start Material for the task

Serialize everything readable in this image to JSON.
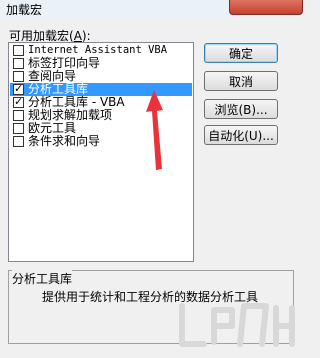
{
  "window": {
    "title": "加载宏"
  },
  "addins_list": {
    "label_prefix": "可用加载宏(",
    "label_access_key": "A",
    "label_suffix": "):",
    "items": [
      {
        "label": "Internet Assistant VBA",
        "checked": false,
        "selected": false
      },
      {
        "label": "标签打印向导",
        "checked": false,
        "selected": false
      },
      {
        "label": "查阅向导",
        "checked": false,
        "selected": false
      },
      {
        "label": "分析工具库",
        "checked": true,
        "selected": true
      },
      {
        "label": "分析工具库 - VBA",
        "checked": true,
        "selected": false
      },
      {
        "label": "规划求解加载项",
        "checked": false,
        "selected": false
      },
      {
        "label": "欧元工具",
        "checked": false,
        "selected": false
      },
      {
        "label": "条件求和向导",
        "checked": false,
        "selected": false
      }
    ]
  },
  "buttons": {
    "ok": "确定",
    "cancel": "取消",
    "browse": "浏览(B)...",
    "automation": "自动化(U)..."
  },
  "details": {
    "name": "分析工具库",
    "description": "提供用于统计和工程分析的数据分析工具"
  },
  "colors": {
    "selection": "#3399ff",
    "annotation_arrow": "#e8333a"
  }
}
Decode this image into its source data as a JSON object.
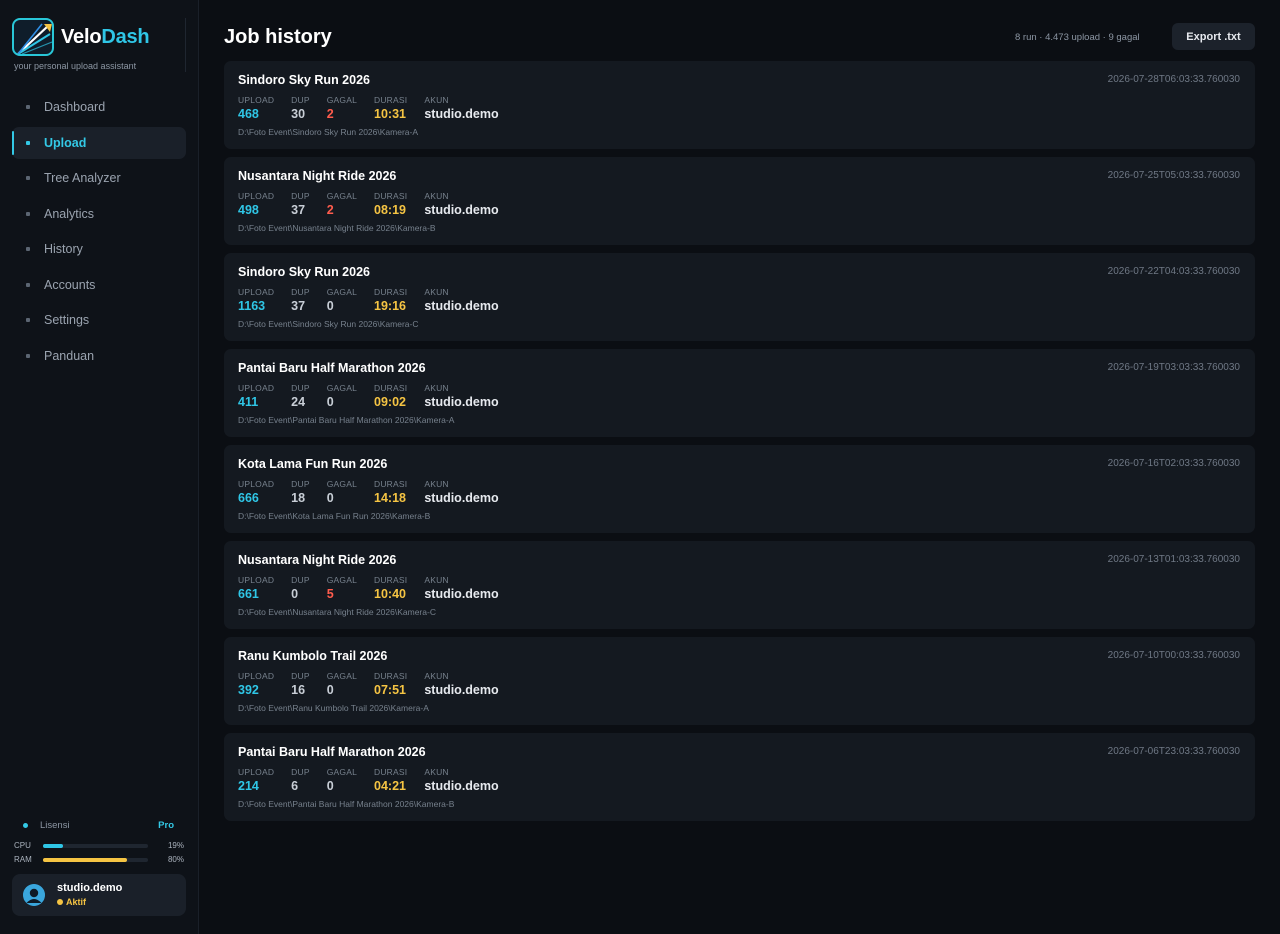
{
  "brand": {
    "name_part1": "Velo",
    "name_part2": "Dash",
    "tagline": "your personal upload assistant"
  },
  "nav": [
    {
      "label": "Dashboard",
      "active": false
    },
    {
      "label": "Upload",
      "active": true
    },
    {
      "label": "Tree Analyzer",
      "active": false
    },
    {
      "label": "Analytics",
      "active": false
    },
    {
      "label": "History",
      "active": false
    },
    {
      "label": "Accounts",
      "active": false
    },
    {
      "label": "Settings",
      "active": false
    },
    {
      "label": "Panduan",
      "active": false
    }
  ],
  "license": {
    "label": "Lisensi",
    "tier": "Pro"
  },
  "system": {
    "cpu": {
      "label": "CPU",
      "percent_text": "19%",
      "fraction": 0.19,
      "color": "#2fc6e6"
    },
    "ram": {
      "label": "RAM",
      "percent_text": "80%",
      "fraction": 0.8,
      "color": "#f5c443"
    }
  },
  "user": {
    "name": "studio.demo",
    "status": "Aktif"
  },
  "header": {
    "title": "Job history",
    "summary": "8 run · 4.473 upload · 9 gagal",
    "export_label": "Export .txt"
  },
  "stat_labels": {
    "upload": "UPLOAD",
    "dup": "DUP",
    "gagal": "GAGAL",
    "durasi": "DURASI",
    "akun": "AKUN"
  },
  "jobs": [
    {
      "title": "Sindoro Sky Run 2026",
      "timestamp": "2026-07-28T06:03:33.760030",
      "upload": "468",
      "dup": "30",
      "gagal": "2",
      "durasi": "10:31",
      "akun": "studio.demo",
      "path": "D:\\Foto Event\\Sindoro Sky Run 2026\\Kamera-A"
    },
    {
      "title": "Nusantara Night Ride 2026",
      "timestamp": "2026-07-25T05:03:33.760030",
      "upload": "498",
      "dup": "37",
      "gagal": "2",
      "durasi": "08:19",
      "akun": "studio.demo",
      "path": "D:\\Foto Event\\Nusantara Night Ride 2026\\Kamera-B"
    },
    {
      "title": "Sindoro Sky Run 2026",
      "timestamp": "2026-07-22T04:03:33.760030",
      "upload": "1163",
      "dup": "37",
      "gagal": "0",
      "durasi": "19:16",
      "akun": "studio.demo",
      "path": "D:\\Foto Event\\Sindoro Sky Run 2026\\Kamera-C"
    },
    {
      "title": "Pantai Baru Half Marathon 2026",
      "timestamp": "2026-07-19T03:03:33.760030",
      "upload": "411",
      "dup": "24",
      "gagal": "0",
      "durasi": "09:02",
      "akun": "studio.demo",
      "path": "D:\\Foto Event\\Pantai Baru Half Marathon 2026\\Kamera-A"
    },
    {
      "title": "Kota Lama Fun Run 2026",
      "timestamp": "2026-07-16T02:03:33.760030",
      "upload": "666",
      "dup": "18",
      "gagal": "0",
      "durasi": "14:18",
      "akun": "studio.demo",
      "path": "D:\\Foto Event\\Kota Lama Fun Run 2026\\Kamera-B"
    },
    {
      "title": "Nusantara Night Ride 2026",
      "timestamp": "2026-07-13T01:03:33.760030",
      "upload": "661",
      "dup": "0",
      "gagal": "5",
      "durasi": "10:40",
      "akun": "studio.demo",
      "path": "D:\\Foto Event\\Nusantara Night Ride 2026\\Kamera-C"
    },
    {
      "title": "Ranu Kumbolo Trail 2026",
      "timestamp": "2026-07-10T00:03:33.760030",
      "upload": "392",
      "dup": "16",
      "gagal": "0",
      "durasi": "07:51",
      "akun": "studio.demo",
      "path": "D:\\Foto Event\\Ranu Kumbolo Trail 2026\\Kamera-A"
    },
    {
      "title": "Pantai Baru Half Marathon 2026",
      "timestamp": "2026-07-06T23:03:33.760030",
      "upload": "214",
      "dup": "6",
      "gagal": "0",
      "durasi": "04:21",
      "akun": "studio.demo",
      "path": "D:\\Foto Event\\Pantai Baru Half Marathon 2026\\Kamera-B"
    }
  ],
  "colors": {
    "accent": "#2fc6e6",
    "warning": "#f5c443",
    "error": "#ff5c4d"
  }
}
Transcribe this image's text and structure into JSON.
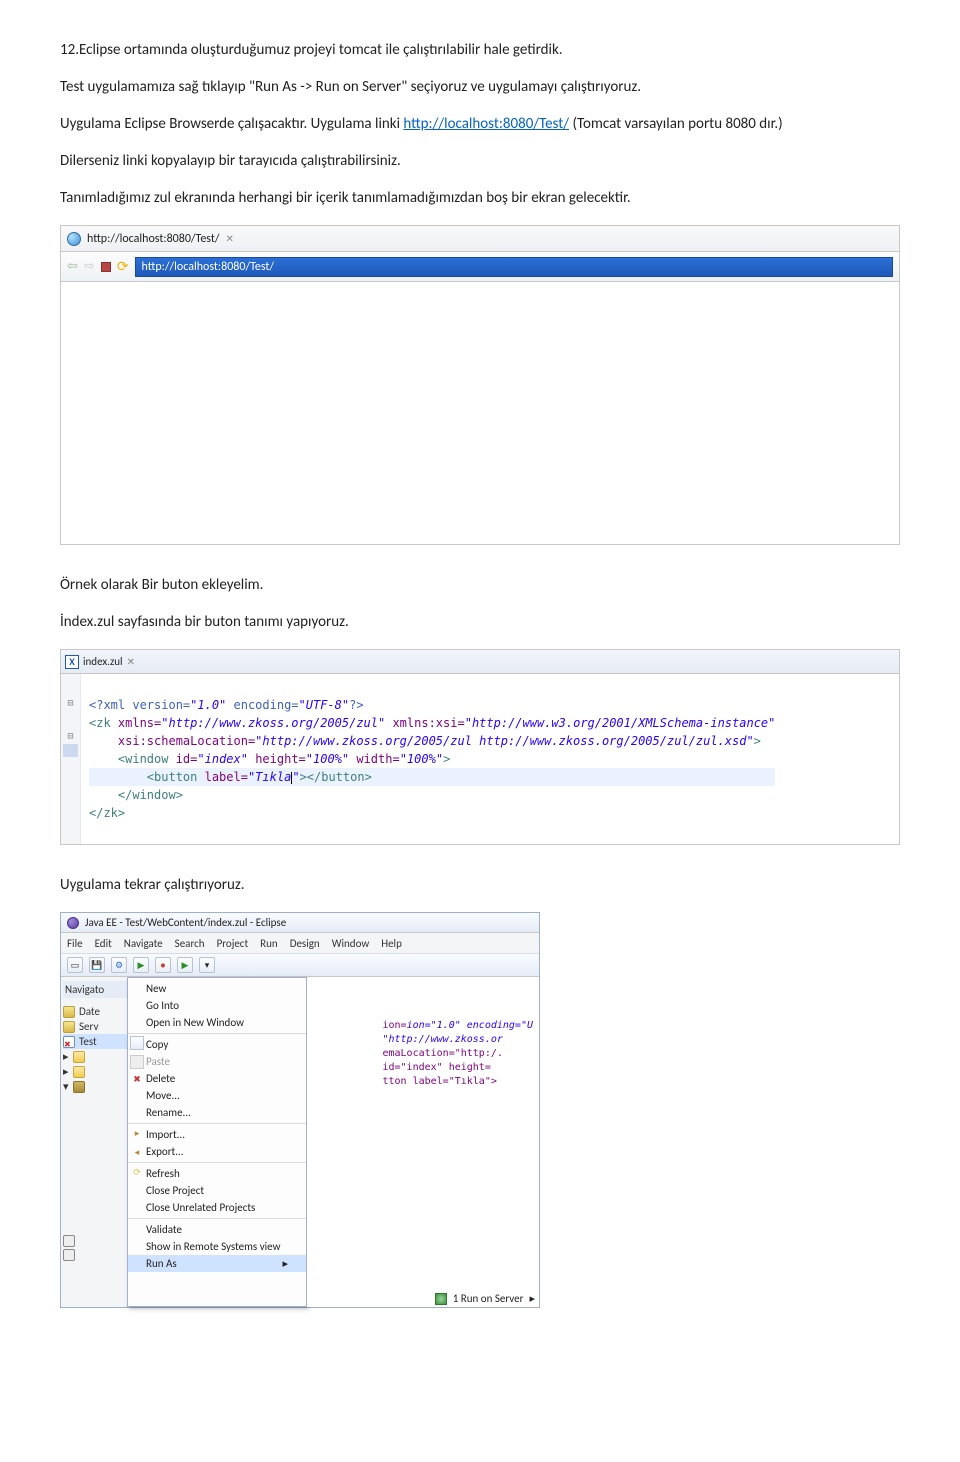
{
  "paragraphs": {
    "p1_prefix": "12.",
    "p1": "Eclipse ortamında oluşturduğumuz projeyi tomcat ile çalıştırılabilir hale getirdik.",
    "p2": "Test uygulamamıza sağ tıklayıp \"Run As -> Run on Server\"  seçiyoruz ve uygulamayı çalıştırıyoruz.",
    "p3a": "Uygulama Eclipse Browserde çalışacaktır. Uygulama linki  ",
    "p3_link": "http://localhost:8080/Test/",
    "p3b": "  (Tomcat varsayılan portu 8080 dır.)",
    "p4": "Dilerseniz linki kopyalayıp bir tarayıcıda çalıştırabilirsiniz.",
    "p5": "Tanımladığımız zul ekranında herhangi bir içerik tanımlamadığımızdan  boş bir ekran gelecektir.",
    "p6": "Örnek olarak Bir buton ekleyelim.",
    "p7": "İndex.zul sayfasında bir buton tanımı yapıyoruz.",
    "p8": "Uygulama tekrar çalıştırıyoruz."
  },
  "browser": {
    "tab_label": "http://localhost:8080/Test/",
    "tab_close": "✕",
    "address": "http://localhost:8080/Test/"
  },
  "editor": {
    "tab_label": "index.zul",
    "tab_close": "✕",
    "lines": {
      "l1_pi": "<?xml version=",
      "l1_v1": "\"1.0\"",
      "l1_enc": " encoding=",
      "l1_v2": "\"UTF-8\"",
      "l1_end": "?>",
      "l2_zk": "<zk ",
      "l2_a1": "xmlns=",
      "l2_v1": "\"http://www.zkoss.org/2005/zul\"",
      "l2_a2": " xmlns:xsi=",
      "l2_v2": "\"http://www.w3.org/2001/XMLSchema-instance\"",
      "l3_a1": "    xsi:schemaLocation=",
      "l3_v1": "\"http://www.zkoss.org/2005/zul http://www.zkoss.org/2005/zul/zul.xsd\"",
      "l3_end": ">",
      "l4_win": "    <window ",
      "l4_a1": "id=",
      "l4_v1": "\"index\"",
      "l4_a2": " height=",
      "l4_v2": "\"100%\"",
      "l4_a3": " width=",
      "l4_v3": "\"100%\"",
      "l4_end": ">",
      "l5_btn": "        <button ",
      "l5_a1": "label=",
      "l5_v1a": "\"Tıkla",
      "l5_v1b": "\"",
      "l5_end": "></button>",
      "l6": "    </window>",
      "l7": "</zk>"
    }
  },
  "ide": {
    "title": "Java EE - Test/WebContent/index.zul - Eclipse",
    "menu": [
      "File",
      "Edit",
      "Navigate",
      "Search",
      "Project",
      "Run",
      "Design",
      "Window",
      "Help"
    ],
    "navigator": "Navigato",
    "tree": [
      "Date",
      "Serv",
      "Test"
    ],
    "context_menu": [
      {
        "label": "New",
        "icon": "",
        "disabled": false
      },
      {
        "label": "Go Into",
        "icon": "",
        "disabled": false
      },
      {
        "label": "Open in New Window",
        "icon": "",
        "disabled": false,
        "sep": false
      },
      {
        "label": "Copy",
        "icon": "copy",
        "disabled": false,
        "sep": true
      },
      {
        "label": "Paste",
        "icon": "paste",
        "disabled": true
      },
      {
        "label": "Delete",
        "icon": "del",
        "disabled": false
      },
      {
        "label": "Move...",
        "icon": "",
        "disabled": false
      },
      {
        "label": "Rename...",
        "icon": "",
        "disabled": false
      },
      {
        "label": "Import...",
        "icon": "imp",
        "disabled": false,
        "sep": true
      },
      {
        "label": "Export...",
        "icon": "exp",
        "disabled": false
      },
      {
        "label": "Refresh",
        "icon": "ref",
        "disabled": false,
        "sep": true
      },
      {
        "label": "Close Project",
        "icon": "",
        "disabled": false
      },
      {
        "label": "Close Unrelated Projects",
        "icon": "",
        "disabled": false
      },
      {
        "label": "Validate",
        "icon": "",
        "disabled": false,
        "sep": true
      },
      {
        "label": "Show in Remote Systems view",
        "icon": "",
        "disabled": false
      },
      {
        "label": "Run As",
        "icon": "",
        "disabled": false,
        "hl": true
      }
    ],
    "snippet": {
      "l1": "ion=\"1.0\" encoding=\"U",
      "l2": "\"http://www.zkoss.or",
      "l3": "emaLocation=\"http:/.",
      "l4": "id=\"index\" height=",
      "l5": "tton label=\"Tıkla\">"
    },
    "submenu_label": "1 Run on Server",
    "submenu_suffix": "▸"
  }
}
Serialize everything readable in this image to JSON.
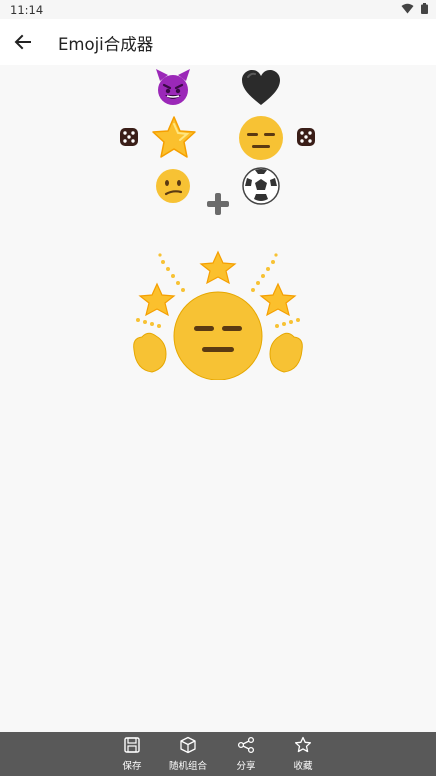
{
  "status": {
    "time": "11:14"
  },
  "appbar": {
    "title": "Emoji合成器"
  },
  "picker": {
    "left_column": [
      "smiling-imp",
      "star",
      "confused-face"
    ],
    "right_column": [
      "black-heart",
      "expressionless-face",
      "soccer-ball"
    ],
    "left_selected": "star",
    "right_selected": "expressionless-face",
    "operator": "+"
  },
  "result": {
    "combination": "star + expressionless-face"
  },
  "bottom_bar": {
    "save_label": "保存",
    "random_label": "随机组合",
    "share_label": "分享",
    "favorite_label": "收藏"
  },
  "colors": {
    "face_yellow": "#f7c234",
    "devil_purple": "#9b28b8",
    "bottom_bar_bg": "#595959"
  }
}
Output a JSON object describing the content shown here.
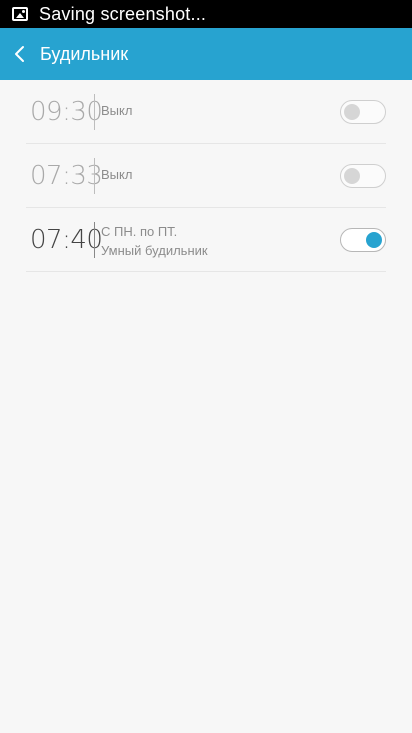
{
  "status_bar": {
    "text": "Saving screenshot..."
  },
  "app_bar": {
    "title": "Будильник"
  },
  "alarms": [
    {
      "time": "09:30",
      "line1": "Выкл",
      "line2": "",
      "enabled": false
    },
    {
      "time": "07:33",
      "line1": "Выкл",
      "line2": "",
      "enabled": false
    },
    {
      "time": "07:40",
      "line1": "С ПН. по ПТ.",
      "line2": "Умный будильник",
      "enabled": true
    }
  ],
  "colors": {
    "accent": "#27a3d0",
    "status_bar": "#000000",
    "background": "#f7f7f7"
  }
}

end Material for the task

_Exercise directions_. Pull out each line of the listing that holds the string "Kumbolo".

_Answer for this exercise_.
      "title": "Ranu Kumbolo Trail 2026",
      "path": "D:\\Foto Event\\Ranu Kumbolo Trail 2026\\Kamera-A"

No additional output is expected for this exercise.